* What is expected
Gather the lines below that include the string "icon", copying each in full.

==== Records supplied ====

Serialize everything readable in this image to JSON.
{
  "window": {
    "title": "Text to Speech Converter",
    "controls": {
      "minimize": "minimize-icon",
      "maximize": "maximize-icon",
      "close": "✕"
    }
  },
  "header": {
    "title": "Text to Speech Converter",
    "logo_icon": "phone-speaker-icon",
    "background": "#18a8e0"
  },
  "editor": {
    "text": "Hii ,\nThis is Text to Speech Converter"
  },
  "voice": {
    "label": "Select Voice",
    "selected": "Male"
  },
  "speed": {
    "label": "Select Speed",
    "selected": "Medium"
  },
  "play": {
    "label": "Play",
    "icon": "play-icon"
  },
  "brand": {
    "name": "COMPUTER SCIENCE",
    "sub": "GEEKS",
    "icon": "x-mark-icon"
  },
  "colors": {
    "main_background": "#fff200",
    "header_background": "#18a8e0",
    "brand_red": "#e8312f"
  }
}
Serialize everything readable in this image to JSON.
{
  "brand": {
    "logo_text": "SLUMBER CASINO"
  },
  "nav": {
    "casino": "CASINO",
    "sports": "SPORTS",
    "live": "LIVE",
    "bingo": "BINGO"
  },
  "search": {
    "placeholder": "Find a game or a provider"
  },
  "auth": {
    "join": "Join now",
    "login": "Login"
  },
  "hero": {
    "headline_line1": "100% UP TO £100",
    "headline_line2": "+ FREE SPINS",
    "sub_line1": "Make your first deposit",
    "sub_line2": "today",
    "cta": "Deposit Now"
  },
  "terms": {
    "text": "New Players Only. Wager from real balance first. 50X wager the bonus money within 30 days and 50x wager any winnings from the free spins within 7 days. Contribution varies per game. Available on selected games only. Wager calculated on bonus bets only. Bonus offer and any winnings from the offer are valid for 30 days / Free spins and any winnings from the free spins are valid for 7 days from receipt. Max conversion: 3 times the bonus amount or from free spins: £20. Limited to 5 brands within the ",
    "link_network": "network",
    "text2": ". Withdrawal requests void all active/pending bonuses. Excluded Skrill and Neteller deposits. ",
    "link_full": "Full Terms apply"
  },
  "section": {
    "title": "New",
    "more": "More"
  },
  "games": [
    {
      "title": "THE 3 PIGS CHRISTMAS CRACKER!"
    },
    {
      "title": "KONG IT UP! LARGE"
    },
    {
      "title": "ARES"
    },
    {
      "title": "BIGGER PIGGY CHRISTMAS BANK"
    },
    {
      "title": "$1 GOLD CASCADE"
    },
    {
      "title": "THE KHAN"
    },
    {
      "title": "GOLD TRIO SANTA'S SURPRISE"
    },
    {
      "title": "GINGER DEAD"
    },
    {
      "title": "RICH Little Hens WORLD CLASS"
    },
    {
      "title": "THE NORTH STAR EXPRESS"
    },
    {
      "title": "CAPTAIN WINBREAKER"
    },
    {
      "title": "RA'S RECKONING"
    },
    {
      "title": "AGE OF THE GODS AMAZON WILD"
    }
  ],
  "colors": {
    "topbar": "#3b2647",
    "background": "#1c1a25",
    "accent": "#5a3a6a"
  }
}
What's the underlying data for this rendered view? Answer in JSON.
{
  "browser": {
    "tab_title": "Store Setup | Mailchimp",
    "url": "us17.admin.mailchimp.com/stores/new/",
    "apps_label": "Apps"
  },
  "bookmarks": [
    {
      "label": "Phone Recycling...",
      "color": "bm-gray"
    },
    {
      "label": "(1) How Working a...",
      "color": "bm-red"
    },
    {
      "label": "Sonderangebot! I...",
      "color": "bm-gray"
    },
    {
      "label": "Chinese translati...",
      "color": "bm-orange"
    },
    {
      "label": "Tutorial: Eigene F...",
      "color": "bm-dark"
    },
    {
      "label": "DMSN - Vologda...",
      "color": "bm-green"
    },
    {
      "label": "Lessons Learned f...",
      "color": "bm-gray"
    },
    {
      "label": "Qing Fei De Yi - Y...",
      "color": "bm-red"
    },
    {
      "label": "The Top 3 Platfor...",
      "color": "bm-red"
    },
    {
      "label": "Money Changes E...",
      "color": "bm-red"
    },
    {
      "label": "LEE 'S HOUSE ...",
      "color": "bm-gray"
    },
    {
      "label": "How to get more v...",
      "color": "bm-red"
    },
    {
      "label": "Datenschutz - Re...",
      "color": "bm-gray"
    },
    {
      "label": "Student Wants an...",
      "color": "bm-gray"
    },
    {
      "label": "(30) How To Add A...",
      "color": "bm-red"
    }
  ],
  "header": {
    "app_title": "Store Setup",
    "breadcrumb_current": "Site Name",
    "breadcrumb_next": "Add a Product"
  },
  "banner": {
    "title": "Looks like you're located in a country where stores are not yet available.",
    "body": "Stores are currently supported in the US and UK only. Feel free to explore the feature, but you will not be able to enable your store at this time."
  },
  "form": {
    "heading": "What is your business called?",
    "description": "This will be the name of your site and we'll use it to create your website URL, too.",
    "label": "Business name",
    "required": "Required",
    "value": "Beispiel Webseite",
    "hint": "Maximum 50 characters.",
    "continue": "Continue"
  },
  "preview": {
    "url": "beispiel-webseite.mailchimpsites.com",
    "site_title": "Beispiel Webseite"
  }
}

====

* Task result
      "minimize": "minimize-icon",
      "maximize": "maximize-icon",
    "logo_icon": "phone-speaker-icon",
    "icon": "play-icon"
    "icon": "x-mark-icon"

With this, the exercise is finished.